== The exercise ==
Update the entries below by changing every "bounding box" to "enclosing rectangle" and keeping everything else the same. Leave the pictures out of your answer.

#### Dataset records ####

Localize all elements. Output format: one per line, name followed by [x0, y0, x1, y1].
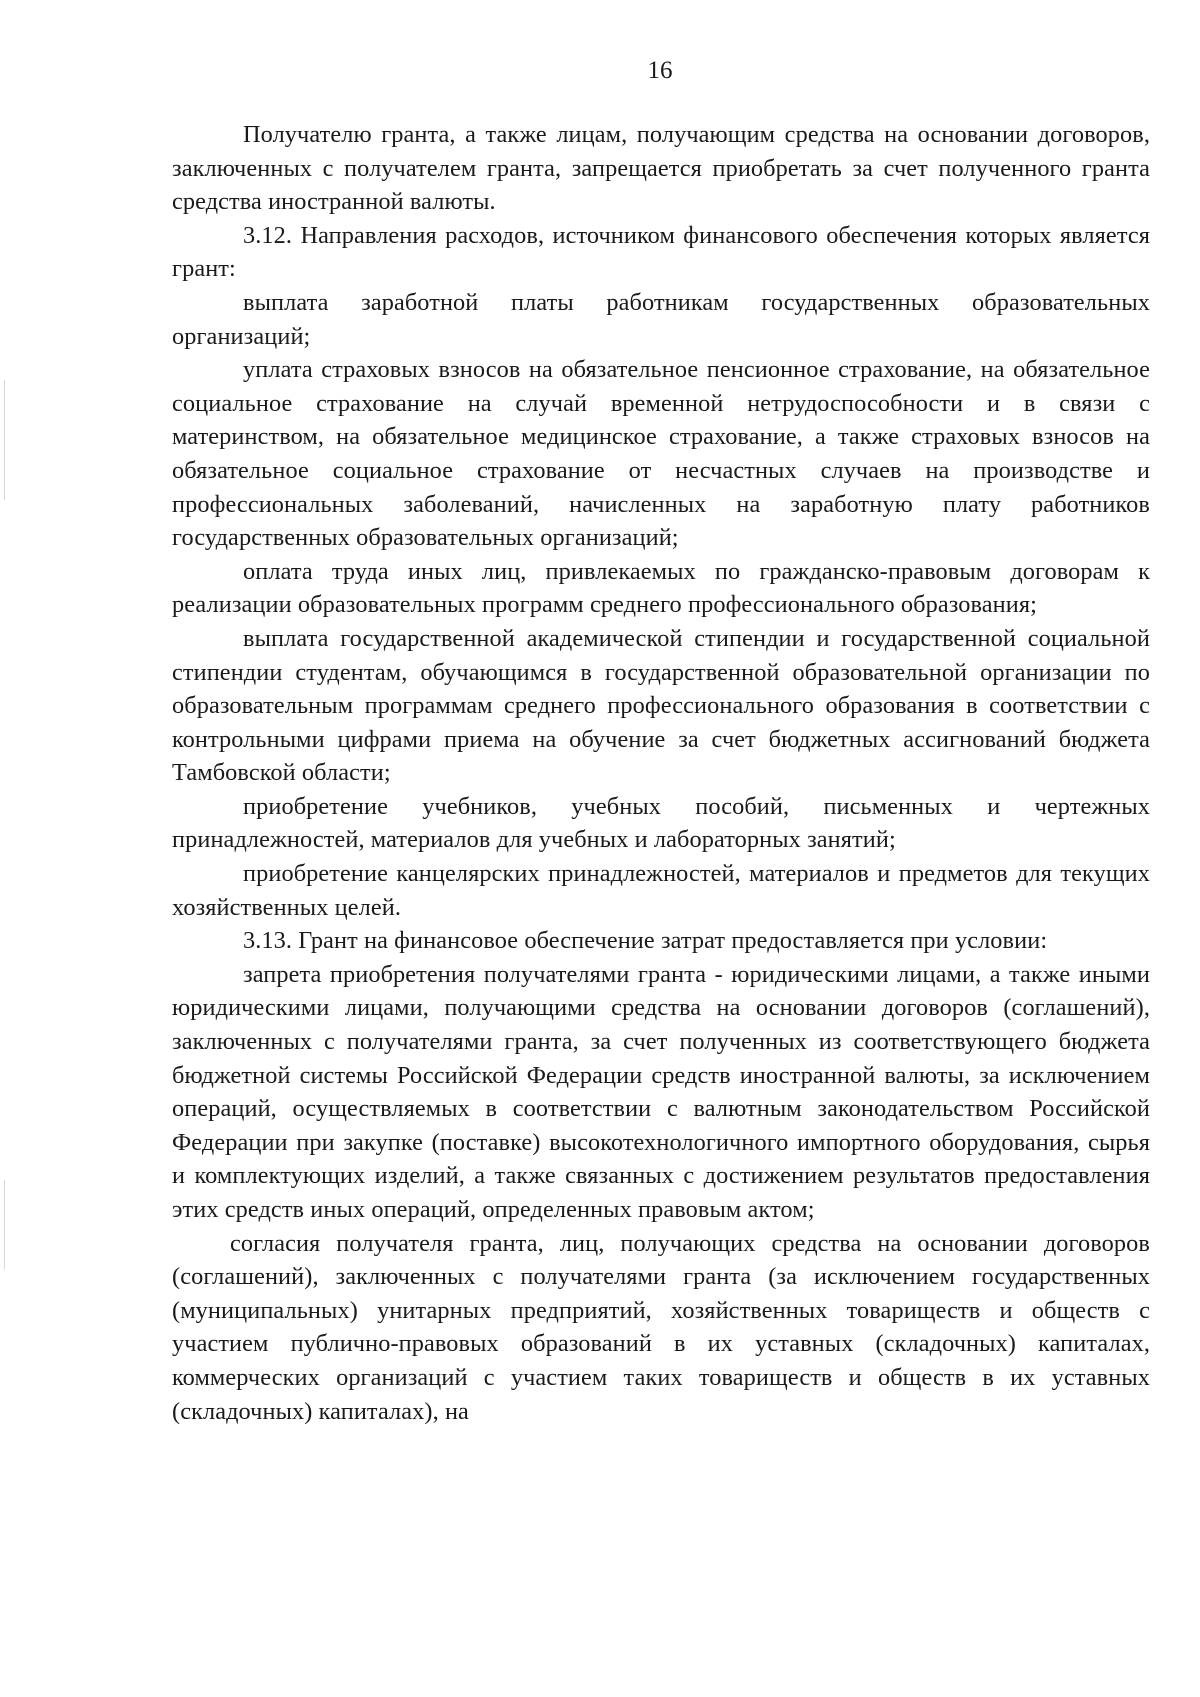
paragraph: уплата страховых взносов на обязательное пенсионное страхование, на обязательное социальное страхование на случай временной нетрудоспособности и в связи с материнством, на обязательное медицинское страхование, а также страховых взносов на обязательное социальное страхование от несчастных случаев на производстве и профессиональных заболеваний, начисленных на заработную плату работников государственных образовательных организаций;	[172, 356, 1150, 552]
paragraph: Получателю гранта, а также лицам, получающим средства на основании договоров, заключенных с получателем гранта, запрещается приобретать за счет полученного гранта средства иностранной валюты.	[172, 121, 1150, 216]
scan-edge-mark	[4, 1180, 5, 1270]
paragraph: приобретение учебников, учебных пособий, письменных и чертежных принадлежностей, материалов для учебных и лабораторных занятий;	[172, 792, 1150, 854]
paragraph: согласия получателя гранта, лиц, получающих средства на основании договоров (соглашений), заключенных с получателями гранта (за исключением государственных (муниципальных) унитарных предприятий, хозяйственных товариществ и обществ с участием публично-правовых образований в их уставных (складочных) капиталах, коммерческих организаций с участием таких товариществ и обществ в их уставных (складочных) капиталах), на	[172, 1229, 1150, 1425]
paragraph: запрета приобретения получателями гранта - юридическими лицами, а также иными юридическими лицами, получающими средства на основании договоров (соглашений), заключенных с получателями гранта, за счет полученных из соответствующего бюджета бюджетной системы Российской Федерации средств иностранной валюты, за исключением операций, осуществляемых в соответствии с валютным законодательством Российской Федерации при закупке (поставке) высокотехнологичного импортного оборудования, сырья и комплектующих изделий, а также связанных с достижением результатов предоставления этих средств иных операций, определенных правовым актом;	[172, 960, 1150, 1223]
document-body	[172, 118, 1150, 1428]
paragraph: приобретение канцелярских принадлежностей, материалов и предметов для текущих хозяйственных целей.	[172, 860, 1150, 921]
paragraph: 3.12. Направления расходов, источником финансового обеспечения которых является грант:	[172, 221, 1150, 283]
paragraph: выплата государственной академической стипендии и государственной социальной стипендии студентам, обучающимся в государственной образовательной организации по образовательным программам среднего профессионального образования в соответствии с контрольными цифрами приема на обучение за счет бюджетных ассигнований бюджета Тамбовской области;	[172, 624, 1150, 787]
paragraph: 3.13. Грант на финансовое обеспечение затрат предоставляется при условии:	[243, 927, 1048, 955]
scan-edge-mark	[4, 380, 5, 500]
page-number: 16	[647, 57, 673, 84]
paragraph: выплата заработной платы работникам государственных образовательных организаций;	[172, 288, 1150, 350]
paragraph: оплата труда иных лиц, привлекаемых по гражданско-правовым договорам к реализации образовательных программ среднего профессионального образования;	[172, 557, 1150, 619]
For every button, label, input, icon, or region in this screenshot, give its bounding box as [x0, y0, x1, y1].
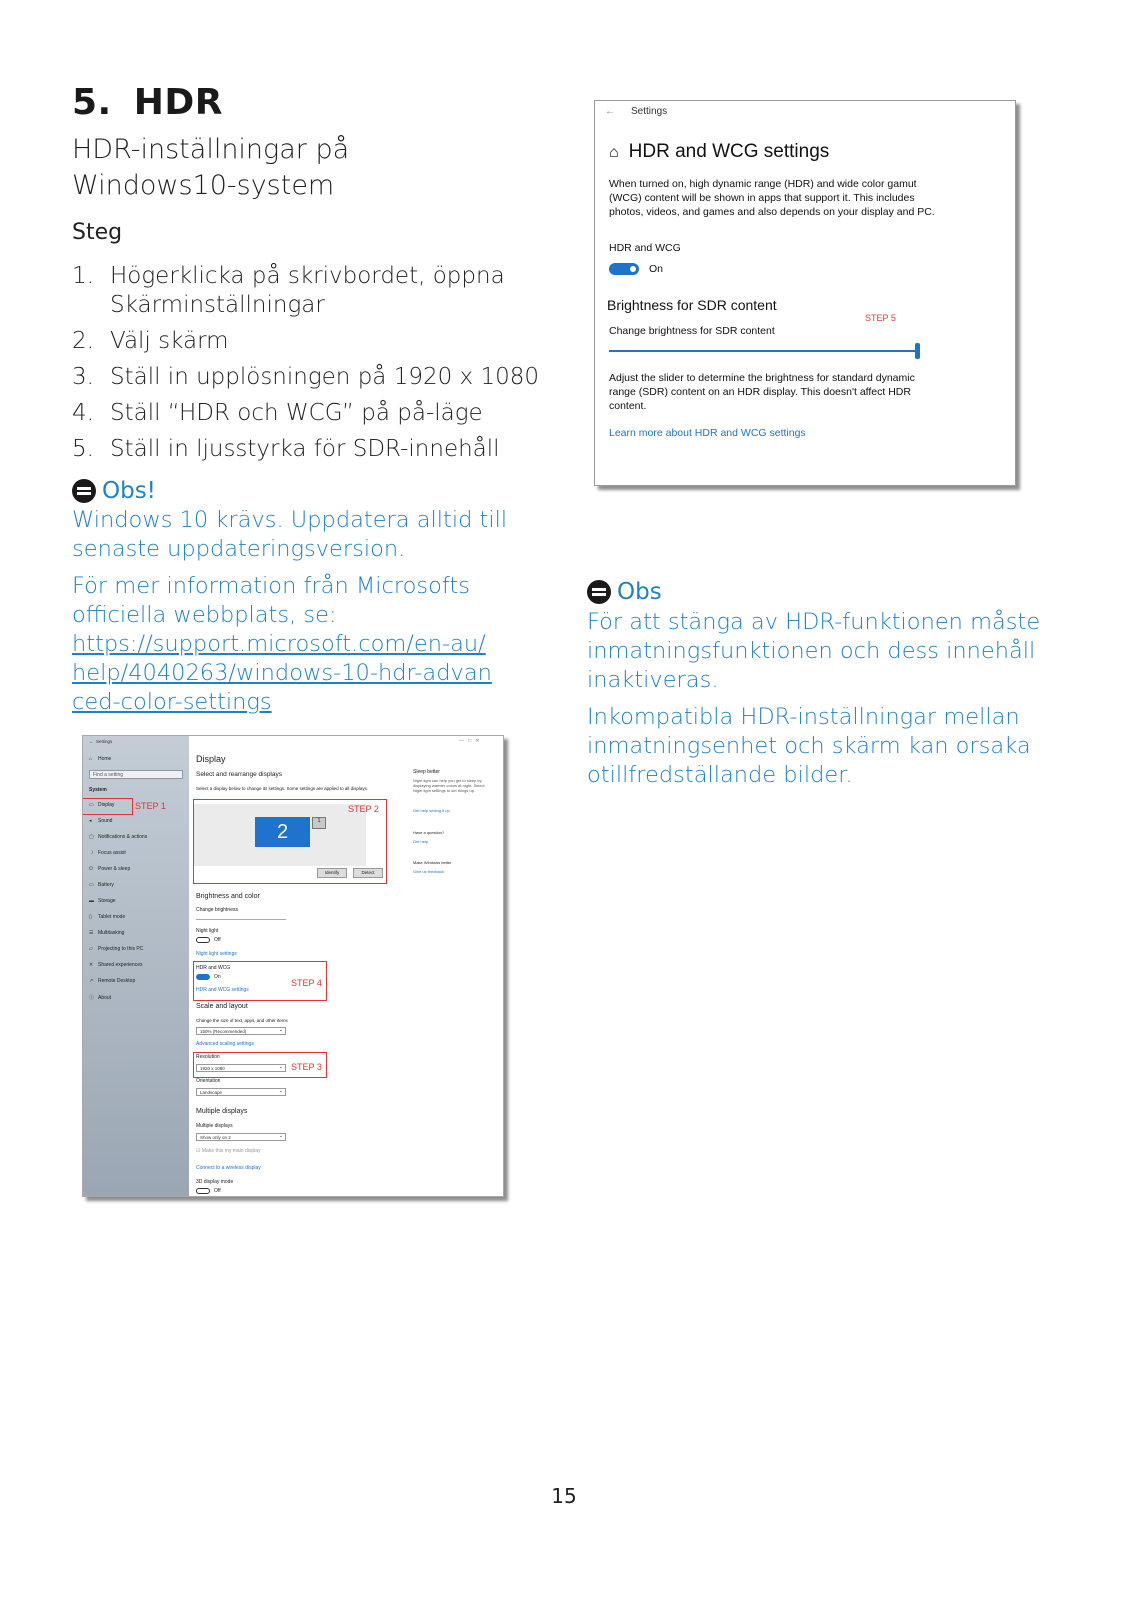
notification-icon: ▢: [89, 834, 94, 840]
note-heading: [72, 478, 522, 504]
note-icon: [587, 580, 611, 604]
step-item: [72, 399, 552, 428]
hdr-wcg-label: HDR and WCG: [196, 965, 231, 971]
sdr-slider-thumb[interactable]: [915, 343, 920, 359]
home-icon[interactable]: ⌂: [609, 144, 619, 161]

####

== Task solution ==
Localize all elements. Output format: one per line, name followed by [x0, y0, x1, y1].
paragraph: уплата страховых взносов на обязательное пенсионное страхование, на обязательное социальное страхование на случай временной нетрудоспособности и в связи с материнством, на обязательное медицинское страхование, а также страховых взносов на обязательное социальное страхование от несчастных случаев на производстве и профессиональных заболеваний, начисленных на заработную плату работников государственных образовательных организаций;	[172, 356, 1150, 552]
paragraph: Получателю гранта, а также лицам, получающим средства на основании договоров, заключенных с получателем гранта, запрещается приобретать за счет полученного гранта средства иностранной валюты.	[172, 121, 1150, 216]
scan-edge-mark	[4, 1180, 5, 1270]
paragraph: приобретение учебников, учебных пособий, письменных и чертежных принадлежностей, материалов для учебных и лабораторных занятий;	[172, 792, 1150, 854]
paragraph: согласия получателя гранта, лиц, получающих средства на основании договоров (соглашений), заключенных с получателями гранта (за исключением государственных (муниципальных) унитарных предприятий, хозяйственных товариществ и обществ с участием публично-правовых образований в их уставных (складочных) капиталах, коммерческих организаций с участием таких товариществ и обществ в их уставных (складочных) капиталах), на	[172, 1229, 1150, 1425]
paragraph: запрета приобретения получателями гранта - юридическими лицами, а также иными юридическими лицами, получающими средства на основании договоров (соглашений), заключенных с получателями гранта, за счет полученных из соответствующего бюджета бюджетной системы Российской Федерации средств иностранной валюты, за исключением операций, осуществляемых в соответствии с валютным законодательством Российской Федерации при закупке (поставке) высокотехнологичного импортного оборудования, сырья и комплектующих изделий, а также связанных с достижением результатов предоставления этих средств иных операций, определенных правовым актом;	[172, 960, 1150, 1223]
document-body	[172, 118, 1150, 1428]
paragraph: приобретение канцелярских принадлежностей, материалов и предметов для текущих хозяйственных целей.	[172, 860, 1150, 921]
paragraph: 3.12. Направления расходов, источником финансового обеспечения которых является грант:	[172, 221, 1150, 283]
paragraph: выплата государственной академической стипендии и государственной социальной стипендии студентам, обучающимся в государственной образовательной организации по образовательным программам среднего профессионального образования в соответствии с контрольными цифрами приема на обучение за счет бюджетных ассигнований бюджета Тамбовской области;	[172, 624, 1150, 787]
paragraph: 3.13. Грант на финансовое обеспечение затрат предоставляется при условии:	[243, 927, 1048, 955]
scan-edge-mark	[4, 380, 5, 500]
page-number: 16	[647, 57, 673, 84]
paragraph: выплата заработной платы работникам государственных образовательных организаций;	[172, 288, 1150, 350]
paragraph: оплата труда иных лиц, привлекаемых по гражданско-правовым договорам к реализации образовательных программ среднего профессионального образования;	[172, 557, 1150, 619]
For every button, label, input, icon, or region in this screenshot, give its enclosing rectangle as [x0, y0, x1, y1].
notification-icon: ▢: [89, 834, 94, 840]
note-heading: [72, 478, 522, 504]
note-icon: [587, 580, 611, 604]
step-item: [72, 399, 552, 428]
hdr-wcg-label: HDR and WCG: [196, 965, 231, 971]
sdr-slider-thumb[interactable]: [915, 343, 920, 359]
home-icon[interactable]: ⌂: [609, 144, 619, 161]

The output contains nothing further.